Stored data entries:
★ ★ ★ ★

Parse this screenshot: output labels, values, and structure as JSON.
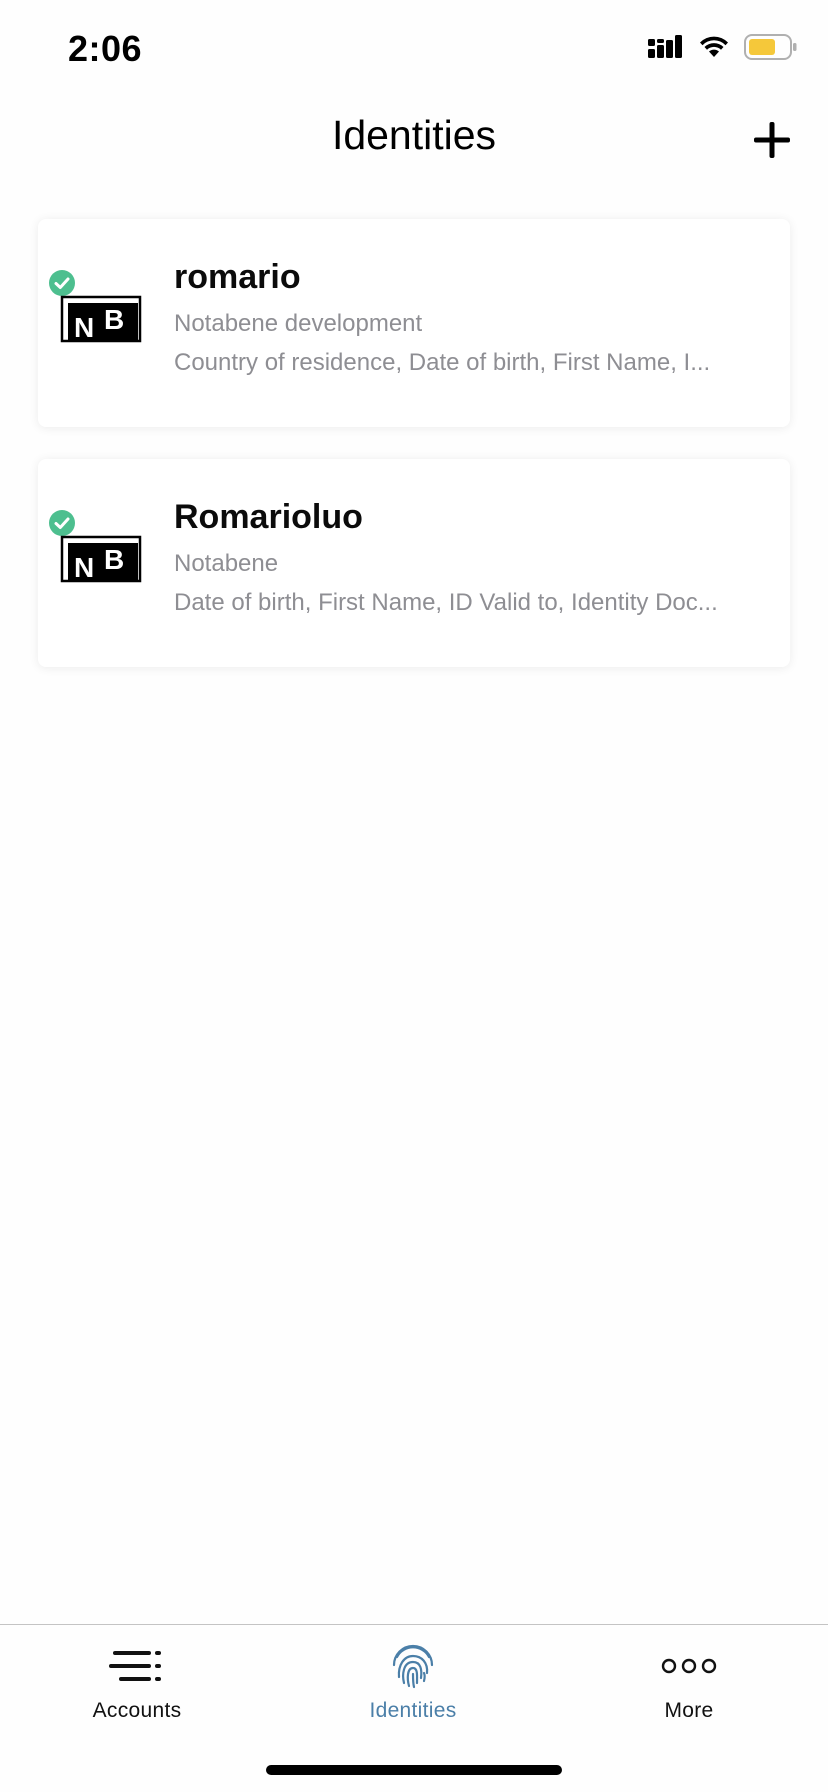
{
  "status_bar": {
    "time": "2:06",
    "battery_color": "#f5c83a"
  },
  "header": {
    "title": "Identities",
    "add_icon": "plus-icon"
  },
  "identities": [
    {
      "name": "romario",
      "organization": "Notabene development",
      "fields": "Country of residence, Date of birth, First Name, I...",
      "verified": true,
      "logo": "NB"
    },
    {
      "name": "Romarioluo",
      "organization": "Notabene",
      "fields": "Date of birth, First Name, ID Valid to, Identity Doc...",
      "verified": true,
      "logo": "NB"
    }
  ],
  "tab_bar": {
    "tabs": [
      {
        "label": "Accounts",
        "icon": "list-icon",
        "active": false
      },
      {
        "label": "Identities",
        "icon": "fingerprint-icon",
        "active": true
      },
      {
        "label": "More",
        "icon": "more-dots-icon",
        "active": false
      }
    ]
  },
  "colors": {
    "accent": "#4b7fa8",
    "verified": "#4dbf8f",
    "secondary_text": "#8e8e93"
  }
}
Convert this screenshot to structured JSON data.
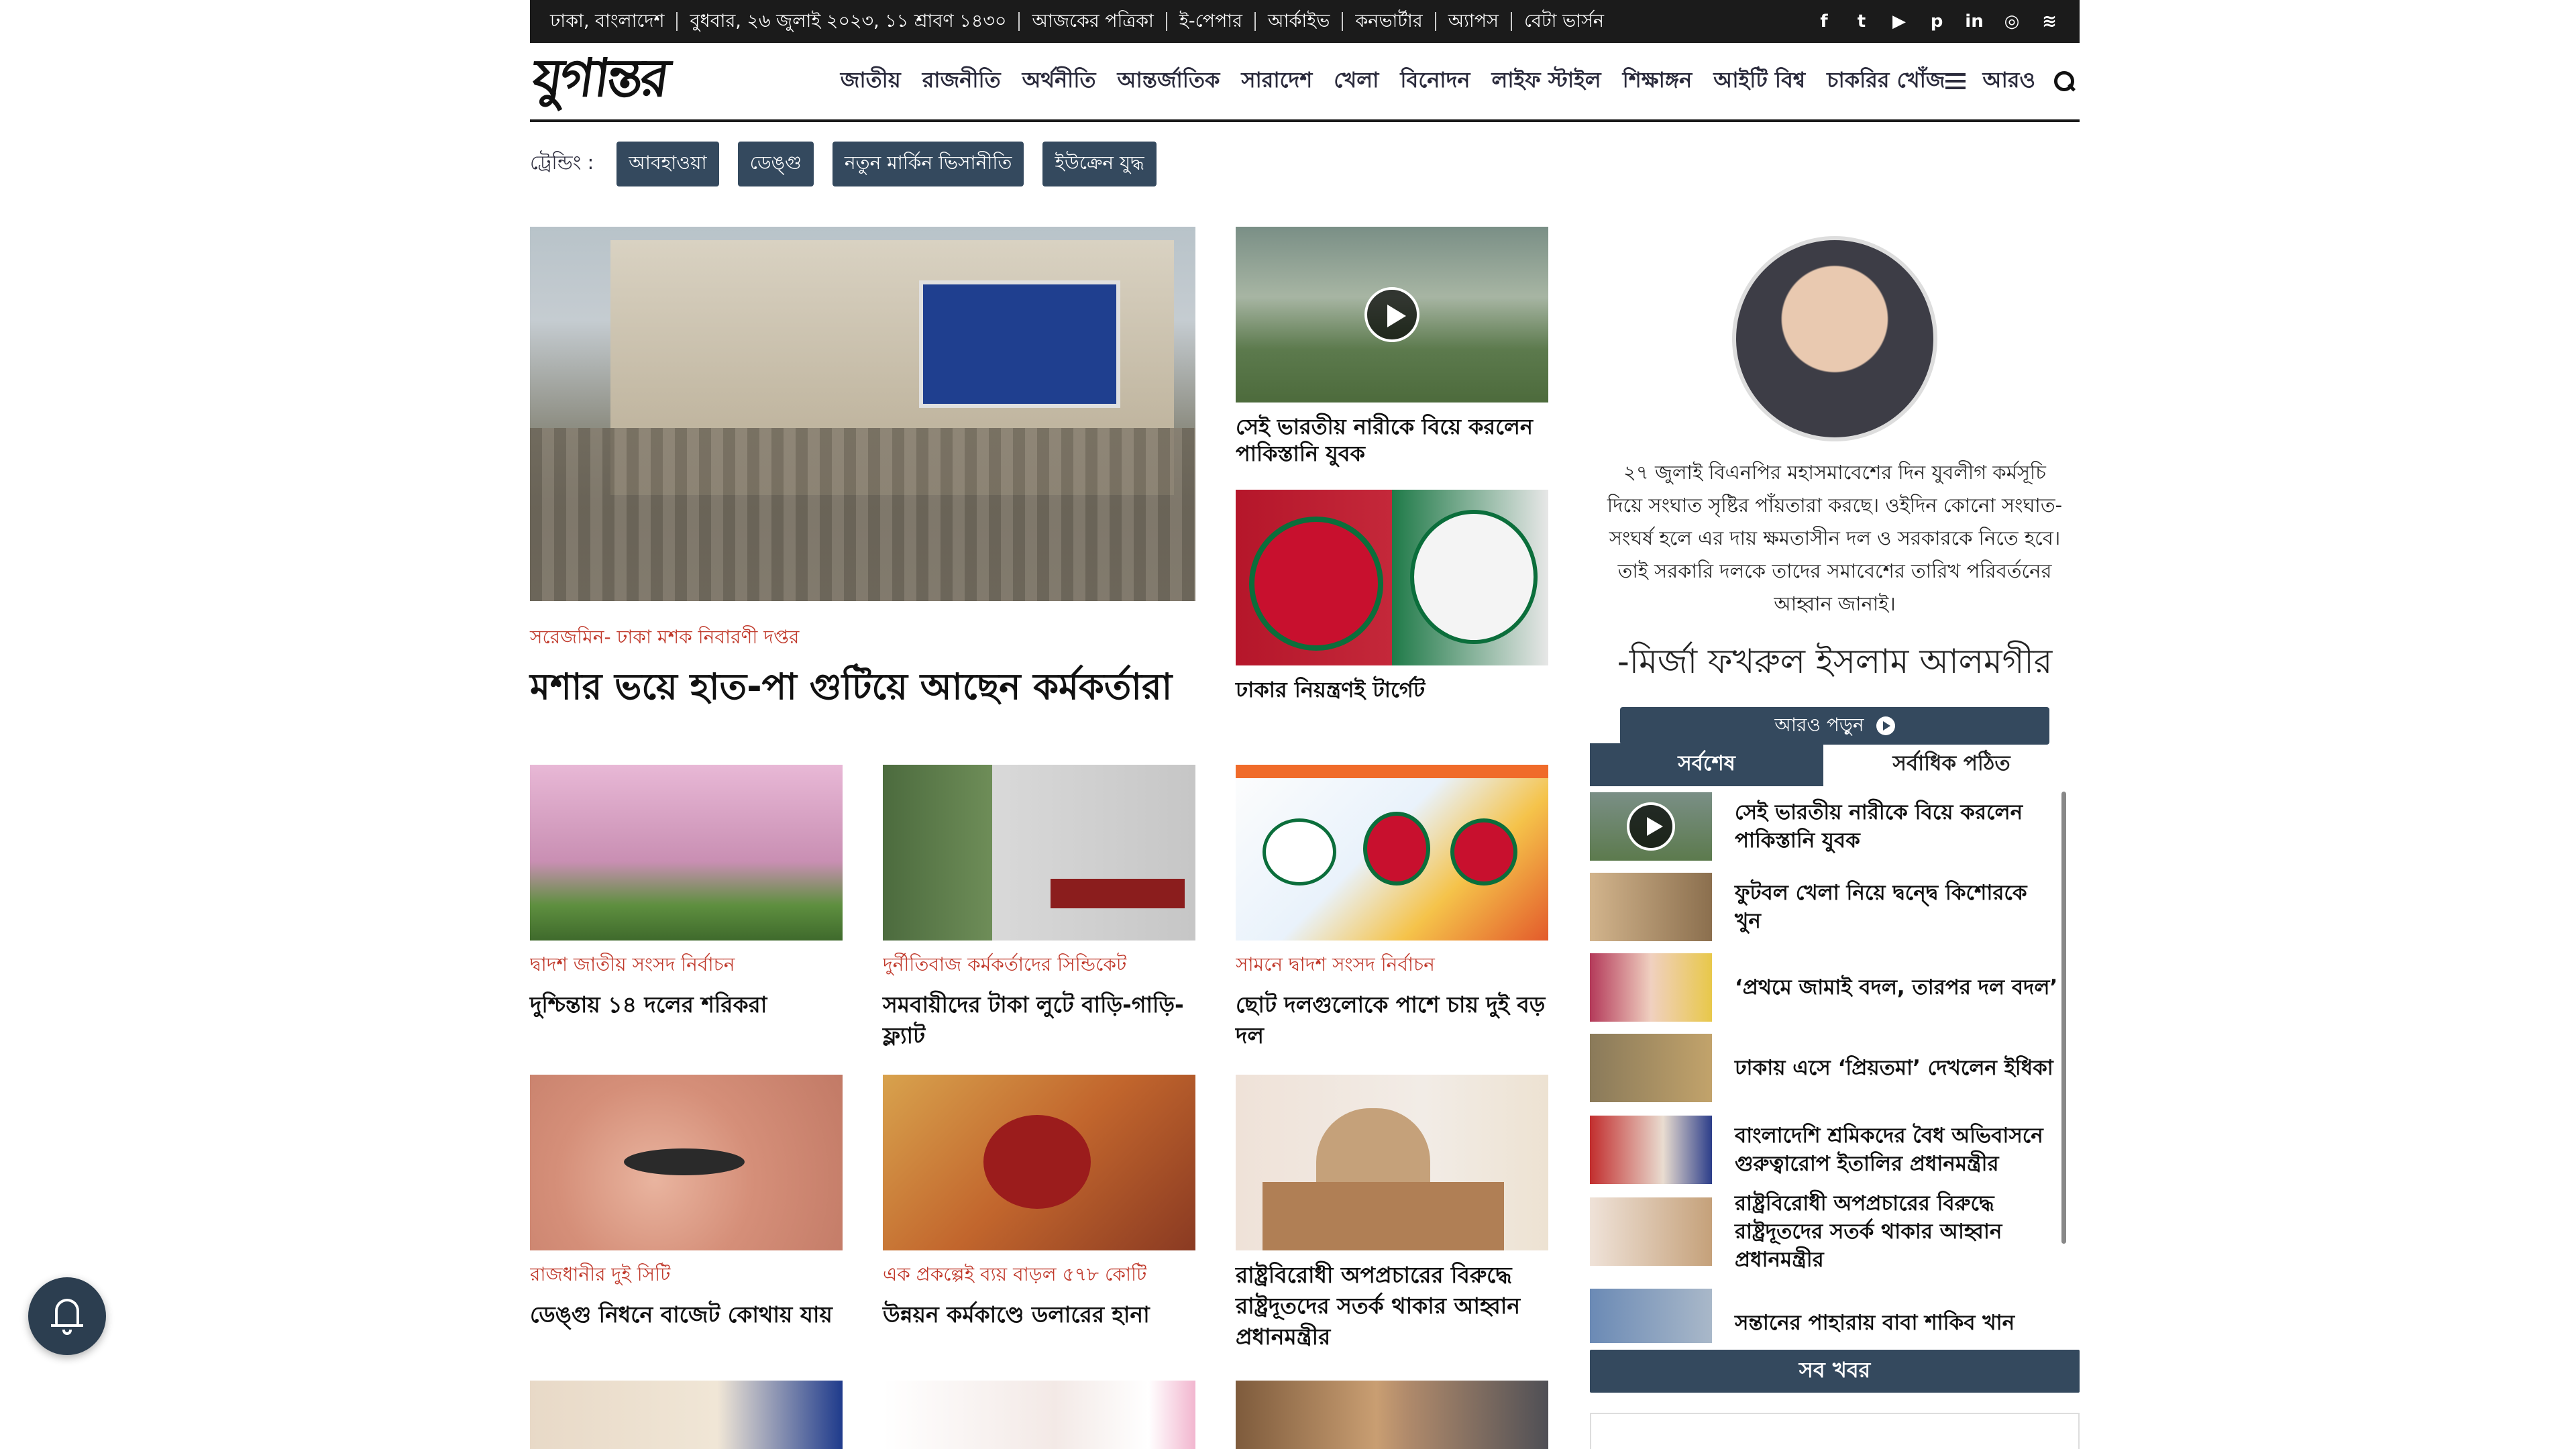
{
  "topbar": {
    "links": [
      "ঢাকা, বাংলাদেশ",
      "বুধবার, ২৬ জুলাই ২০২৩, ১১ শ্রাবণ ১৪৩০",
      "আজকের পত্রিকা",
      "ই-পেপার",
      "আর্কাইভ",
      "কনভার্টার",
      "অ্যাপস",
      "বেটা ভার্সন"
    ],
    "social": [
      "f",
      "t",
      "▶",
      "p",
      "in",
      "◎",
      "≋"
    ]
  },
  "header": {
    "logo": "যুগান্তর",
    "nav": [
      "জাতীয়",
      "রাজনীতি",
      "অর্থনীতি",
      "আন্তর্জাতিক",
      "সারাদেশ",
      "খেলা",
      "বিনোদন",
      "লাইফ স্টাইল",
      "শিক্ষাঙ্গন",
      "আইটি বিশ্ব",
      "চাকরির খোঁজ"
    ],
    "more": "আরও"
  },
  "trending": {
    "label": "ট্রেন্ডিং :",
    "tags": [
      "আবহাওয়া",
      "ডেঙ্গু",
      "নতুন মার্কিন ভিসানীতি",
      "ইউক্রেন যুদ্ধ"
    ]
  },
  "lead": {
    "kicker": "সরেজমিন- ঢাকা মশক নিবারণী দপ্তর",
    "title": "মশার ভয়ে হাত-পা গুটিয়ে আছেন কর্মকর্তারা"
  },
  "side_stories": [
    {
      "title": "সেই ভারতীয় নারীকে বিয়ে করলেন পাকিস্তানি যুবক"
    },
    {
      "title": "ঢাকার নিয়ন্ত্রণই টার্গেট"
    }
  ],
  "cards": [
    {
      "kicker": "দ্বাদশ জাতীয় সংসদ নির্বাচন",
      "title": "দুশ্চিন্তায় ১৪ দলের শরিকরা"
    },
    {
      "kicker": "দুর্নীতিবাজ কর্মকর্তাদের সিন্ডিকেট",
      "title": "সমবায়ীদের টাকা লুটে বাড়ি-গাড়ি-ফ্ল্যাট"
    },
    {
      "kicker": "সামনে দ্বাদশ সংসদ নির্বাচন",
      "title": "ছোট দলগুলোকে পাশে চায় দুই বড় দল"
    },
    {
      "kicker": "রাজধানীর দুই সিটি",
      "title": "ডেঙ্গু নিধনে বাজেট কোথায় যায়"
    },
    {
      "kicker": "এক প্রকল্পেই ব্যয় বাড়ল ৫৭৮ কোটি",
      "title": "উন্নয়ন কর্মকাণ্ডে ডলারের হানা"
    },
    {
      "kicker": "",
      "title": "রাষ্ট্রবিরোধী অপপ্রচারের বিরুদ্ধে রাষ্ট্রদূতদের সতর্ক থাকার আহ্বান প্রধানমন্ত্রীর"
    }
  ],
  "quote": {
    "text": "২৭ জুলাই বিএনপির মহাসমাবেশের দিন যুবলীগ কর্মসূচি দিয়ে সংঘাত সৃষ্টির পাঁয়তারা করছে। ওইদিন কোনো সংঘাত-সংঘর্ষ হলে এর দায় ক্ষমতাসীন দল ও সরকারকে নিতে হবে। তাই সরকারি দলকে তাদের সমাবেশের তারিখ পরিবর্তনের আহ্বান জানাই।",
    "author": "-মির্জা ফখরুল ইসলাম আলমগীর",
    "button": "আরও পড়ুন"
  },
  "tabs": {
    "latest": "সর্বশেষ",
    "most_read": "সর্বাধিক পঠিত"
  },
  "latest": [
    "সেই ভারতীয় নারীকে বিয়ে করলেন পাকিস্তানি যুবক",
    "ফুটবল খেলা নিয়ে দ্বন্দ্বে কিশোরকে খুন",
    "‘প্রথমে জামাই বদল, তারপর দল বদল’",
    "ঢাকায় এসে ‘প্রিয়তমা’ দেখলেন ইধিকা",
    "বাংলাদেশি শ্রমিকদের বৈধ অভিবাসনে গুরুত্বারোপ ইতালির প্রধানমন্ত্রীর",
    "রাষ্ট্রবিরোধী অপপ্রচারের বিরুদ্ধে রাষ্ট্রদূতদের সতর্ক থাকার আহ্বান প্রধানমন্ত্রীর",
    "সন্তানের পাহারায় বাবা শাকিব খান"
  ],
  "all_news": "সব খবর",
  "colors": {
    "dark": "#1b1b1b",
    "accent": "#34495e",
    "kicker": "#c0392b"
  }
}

★ ★ ★ ★

What you should do: Scan the records above and report how many lines include the word "this", without any other text.

Task output: 2